(Challenge)
Extract each line bearing the word "increases".

··· Entries

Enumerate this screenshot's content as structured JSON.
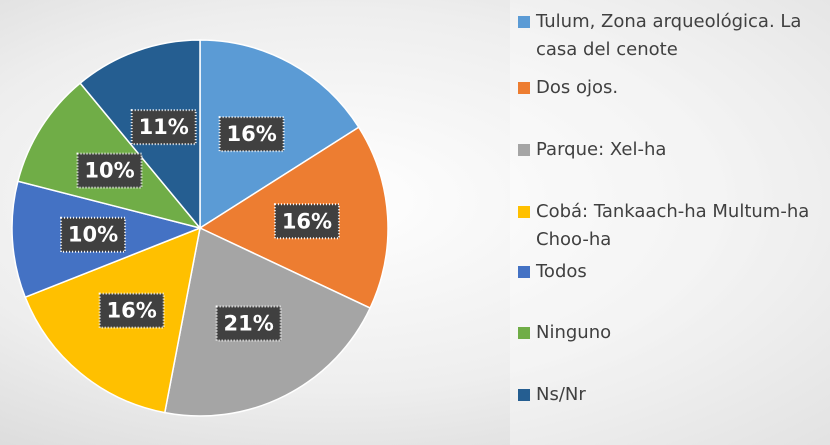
{
  "chart_data": {
    "type": "pie",
    "categories": [
      "Tulum, Zona arqueológica. La casa del cenote",
      "Dos ojos.",
      "Parque: Xel-ha",
      "Cobá: Tankaach-ha Multum-ha Choo-ha",
      "Todos",
      "Ninguno",
      "Ns/Nr"
    ],
    "values": [
      16,
      16,
      21,
      16,
      10,
      10,
      11
    ],
    "value_labels": [
      "16%",
      "16%",
      "21%",
      "16%",
      "10%",
      "10%",
      "11%"
    ],
    "colors": [
      "#5b9bd5",
      "#ed7d31",
      "#a5a5a5",
      "#ffc000",
      "#4472c4",
      "#70ad47",
      "#255e91"
    ],
    "legend": "right"
  }
}
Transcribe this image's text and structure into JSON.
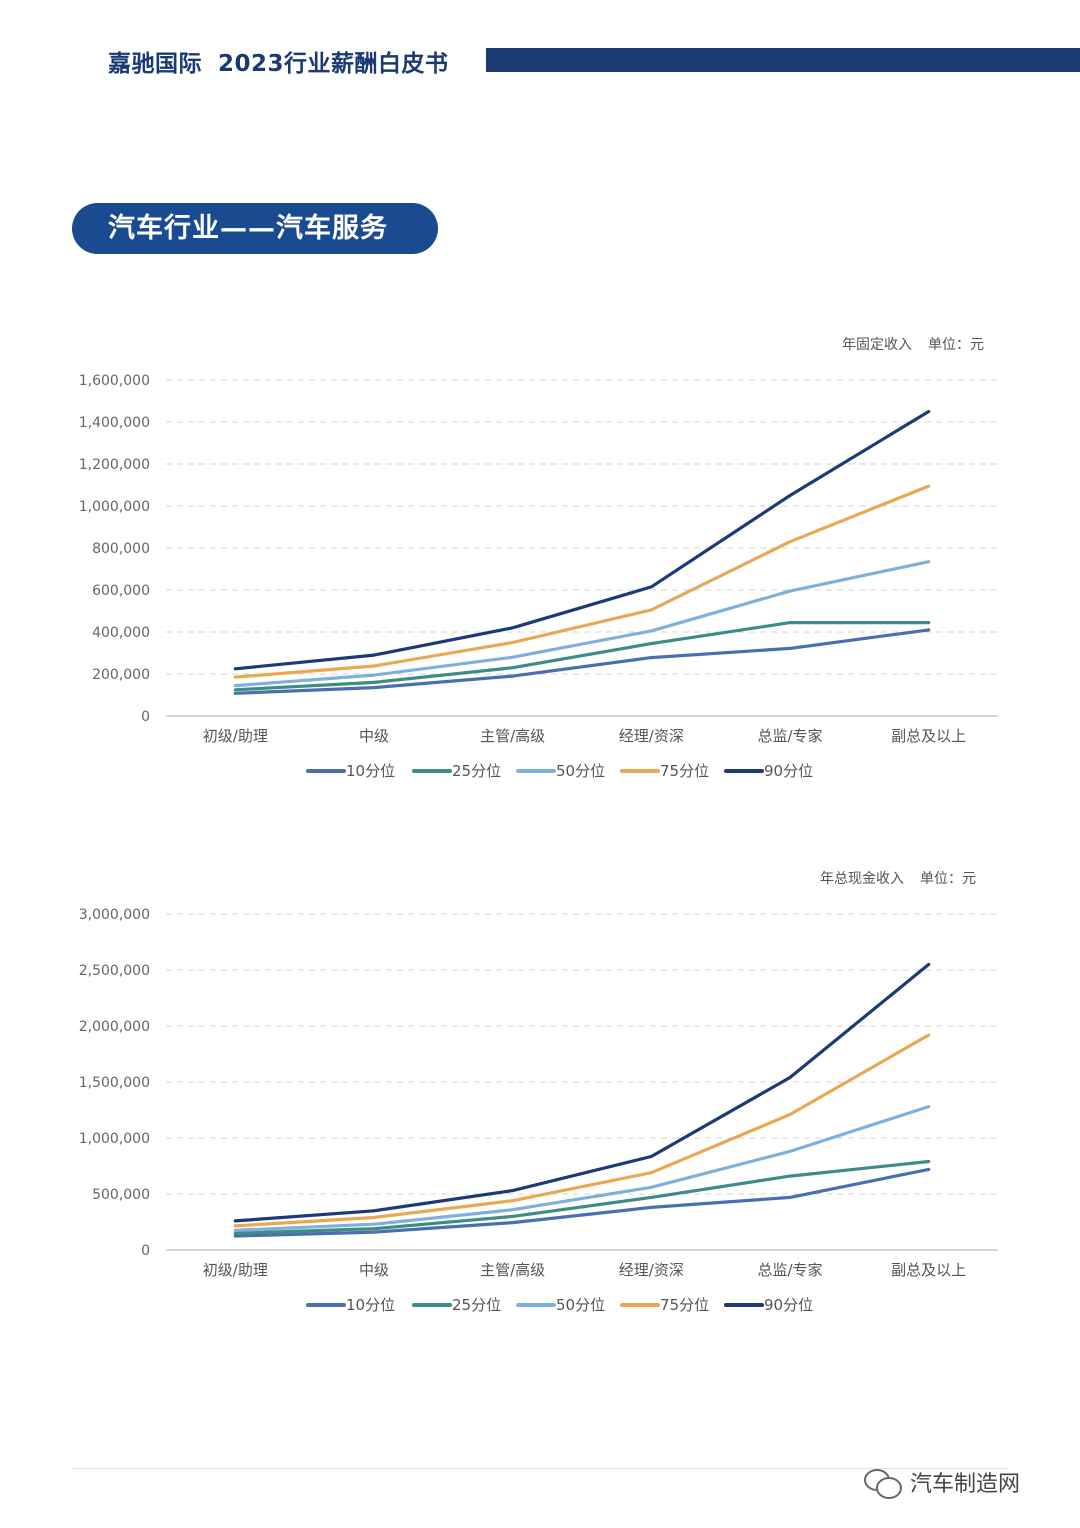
{
  "header": {
    "brand": "嘉驰国际",
    "book_title": "2023行业薪酬白皮书"
  },
  "section": {
    "title": "汽车行业——汽车服务"
  },
  "colors": {
    "p10": "#4a6fb0",
    "p25": "#3e8c86",
    "p50": "#7fb0dc",
    "p75": "#e9a852",
    "p90": "#1c3a75",
    "grid": "#d6d6d6",
    "header": "#1b3a73",
    "pill": "#1a4a8f"
  },
  "chart_data": [
    {
      "type": "line",
      "unit_title": "年固定收入",
      "unit": "单位：元",
      "categories": [
        "初级/助理",
        "中级",
        "主管/高级",
        "经理/资深",
        "总监/专家",
        "副总及以上"
      ],
      "yticks": [
        "0",
        "200,000",
        "400,000",
        "600,000",
        "800,000",
        "1,000,000",
        "1,200,000",
        "1,400,000",
        "1,600,000"
      ],
      "ylim": [
        0,
        1600000
      ],
      "grid": true,
      "legend_position": "bottom",
      "series": [
        {
          "name": "10分位",
          "values": [
            108000,
            135000,
            190000,
            278000,
            322000,
            410000
          ]
        },
        {
          "name": "25分位",
          "values": [
            125000,
            160000,
            230000,
            345000,
            445000,
            445000
          ]
        },
        {
          "name": "50分位",
          "values": [
            145000,
            195000,
            280000,
            405000,
            595000,
            735000
          ]
        },
        {
          "name": "75分位",
          "values": [
            185000,
            238000,
            350000,
            505000,
            830000,
            1095000
          ]
        },
        {
          "name": "90分位",
          "values": [
            225000,
            290000,
            420000,
            615000,
            1050000,
            1450000
          ]
        }
      ]
    },
    {
      "type": "line",
      "unit_title": "年总现金收入",
      "unit": "单位：元",
      "categories": [
        "初级/助理",
        "中级",
        "主管/高级",
        "经理/资深",
        "总监/专家",
        "副总及以上"
      ],
      "yticks": [
        "0",
        "500,000",
        "1,000,000",
        "1,500,000",
        "2,000,000",
        "2,500,000",
        "3,000,000"
      ],
      "ylim": [
        0,
        3000000
      ],
      "grid": true,
      "legend_position": "bottom",
      "series": [
        {
          "name": "10分位",
          "values": [
            125000,
            160000,
            245000,
            380000,
            470000,
            720000
          ]
        },
        {
          "name": "25分位",
          "values": [
            150000,
            190000,
            300000,
            470000,
            660000,
            790000
          ]
        },
        {
          "name": "50分位",
          "values": [
            175000,
            230000,
            360000,
            560000,
            880000,
            1280000
          ]
        },
        {
          "name": "75分位",
          "values": [
            215000,
            290000,
            440000,
            690000,
            1210000,
            1920000
          ]
        },
        {
          "name": "90分位",
          "values": [
            260000,
            350000,
            530000,
            835000,
            1540000,
            2550000
          ]
        }
      ]
    }
  ],
  "watermark": {
    "text": "汽车制造网"
  }
}
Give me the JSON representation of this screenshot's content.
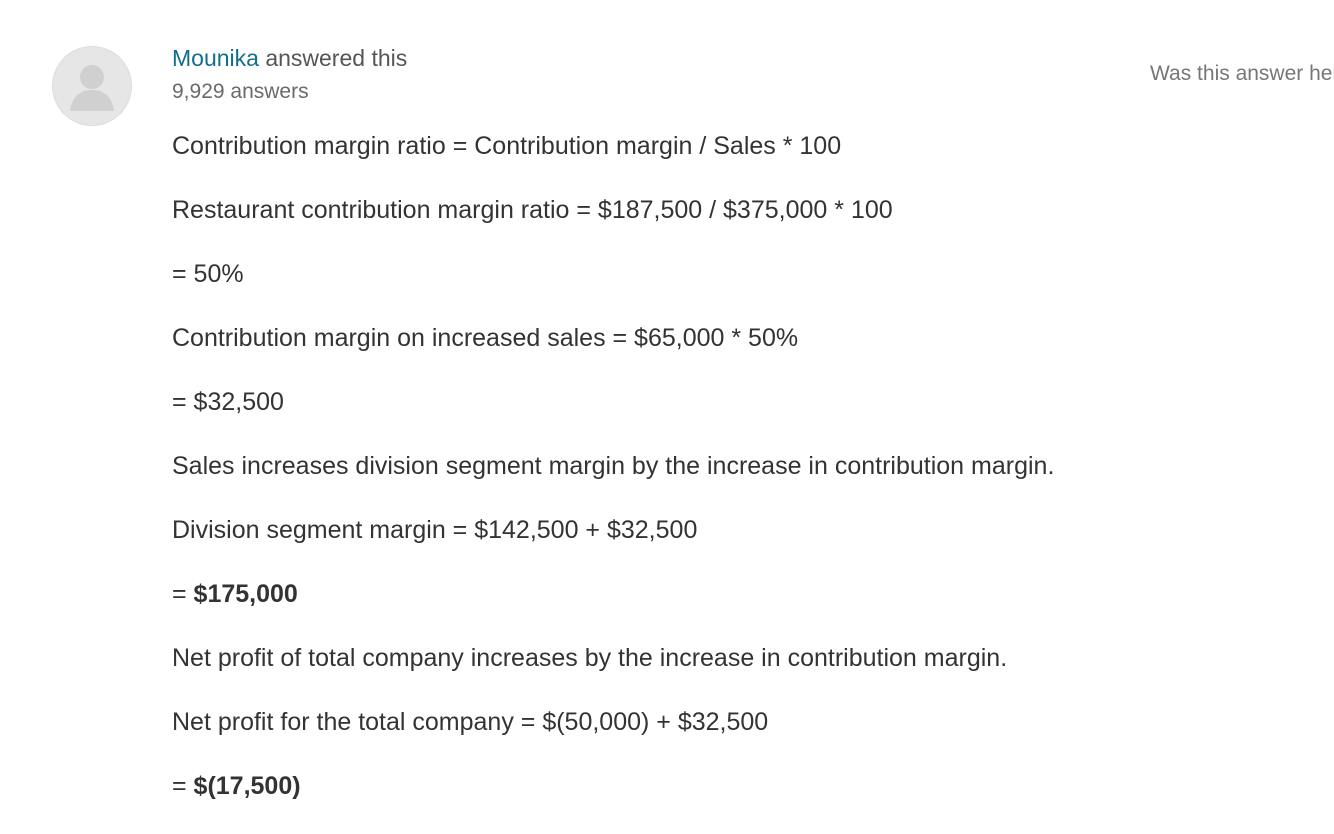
{
  "author": {
    "name": "Mounika",
    "action": " answered this",
    "answer_count": "9,929 answers"
  },
  "feedback": {
    "prompt": "Was this answer helpful?"
  },
  "answer": {
    "lines": [
      {
        "text": "Contribution margin ratio = Contribution margin / Sales * 100",
        "emphasis": ""
      },
      {
        "text": "Restaurant contribution margin ratio = $187,500 / $375,000 * 100",
        "emphasis": ""
      },
      {
        "text": "= 50%",
        "emphasis": ""
      },
      {
        "text": "Contribution margin on increased sales = $65,000 * 50%",
        "emphasis": ""
      },
      {
        "text": "= $32,500",
        "emphasis": ""
      },
      {
        "text": "Sales increases division segment margin by the increase in contribution margin.",
        "emphasis": ""
      },
      {
        "text": "Division segment margin = $142,500 + $32,500",
        "emphasis": ""
      },
      {
        "text": "= ",
        "emphasis": "$175,000"
      },
      {
        "text": "Net profit of total company increases by the increase in contribution margin.",
        "emphasis": ""
      },
      {
        "text": "Net profit for the total company = $(50,000) + $32,500",
        "emphasis": ""
      },
      {
        "text": "= ",
        "emphasis": "$(17,500)"
      }
    ]
  }
}
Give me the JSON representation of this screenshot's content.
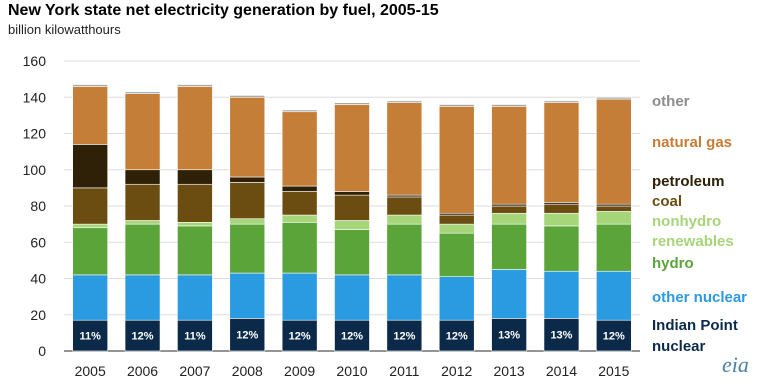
{
  "chart_data": {
    "type": "bar",
    "stacked": true,
    "title": "New York state net electricity generation by fuel, 2005-15",
    "ylabel": "billion kilowatthours",
    "ylim": [
      0,
      160
    ],
    "yticks": [
      0,
      20,
      40,
      60,
      80,
      100,
      120,
      140,
      160
    ],
    "categories": [
      "2005",
      "2006",
      "2007",
      "2008",
      "2009",
      "2010",
      "2011",
      "2012",
      "2013",
      "2014",
      "2015"
    ],
    "series": [
      {
        "name": "Indian Point nuclear",
        "color": "#0b2a4a",
        "values": [
          17,
          17,
          17,
          18,
          17,
          17,
          17,
          17,
          18,
          18,
          17
        ]
      },
      {
        "name": "other nuclear",
        "color": "#2a9be0",
        "values": [
          25,
          25,
          25,
          25,
          26,
          25,
          25,
          24,
          27,
          26,
          27
        ]
      },
      {
        "name": "hydro",
        "color": "#5aa43a",
        "values": [
          26,
          28,
          27,
          27,
          28,
          25,
          28,
          24,
          25,
          25,
          26
        ]
      },
      {
        "name": "nonhydro renewables",
        "color": "#a6d57a",
        "values": [
          2,
          2,
          2,
          3,
          4,
          5,
          5,
          5,
          6,
          7,
          7
        ]
      },
      {
        "name": "coal",
        "color": "#6b4d12",
        "values": [
          20,
          20,
          21,
          20,
          13,
          14,
          10,
          5,
          4,
          5,
          3
        ]
      },
      {
        "name": "petroleum",
        "color": "#2e2108",
        "values": [
          24,
          8,
          8,
          3,
          3,
          2,
          1,
          1,
          1,
          1,
          1
        ]
      },
      {
        "name": "natural gas",
        "color": "#c47e37",
        "values": [
          32,
          42,
          46,
          44,
          41,
          48,
          51,
          59,
          54,
          55,
          58
        ]
      },
      {
        "name": "other",
        "color": "#a9a9a9",
        "values": [
          1,
          1,
          1,
          1,
          1,
          1,
          1,
          1,
          1,
          1,
          1
        ]
      }
    ],
    "bar_labels": [
      "11%",
      "12%",
      "11%",
      "12%",
      "12%",
      "12%",
      "12%",
      "12%",
      "13%",
      "13%",
      "12%"
    ],
    "legend": [
      {
        "text": "other",
        "color": "#8c8c8c"
      },
      {
        "text": "natural gas",
        "color": "#c47e37"
      },
      {
        "text": "petroleum",
        "color": "#2e2108"
      },
      {
        "text": "coal",
        "color": "#6b4d12"
      },
      {
        "text": "nonhydro",
        "color": "#a6d57a"
      },
      {
        "text": "renewables",
        "color": "#a6d57a"
      },
      {
        "text": "hydro",
        "color": "#5aa43a"
      },
      {
        "text": "other nuclear",
        "color": "#2a9be0"
      },
      {
        "text": "Indian Point",
        "color": "#0b2a4a"
      },
      {
        "text": "nuclear",
        "color": "#0b2a4a"
      }
    ],
    "legend_placement": "right",
    "grid": true,
    "source_logo": "eia"
  }
}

······

(Solution to the problem)
        "text": "Sales increases division segment margin by the increase in contribution margin.",
        "text": "Net profit of total company increases by the increase in contribution margin.",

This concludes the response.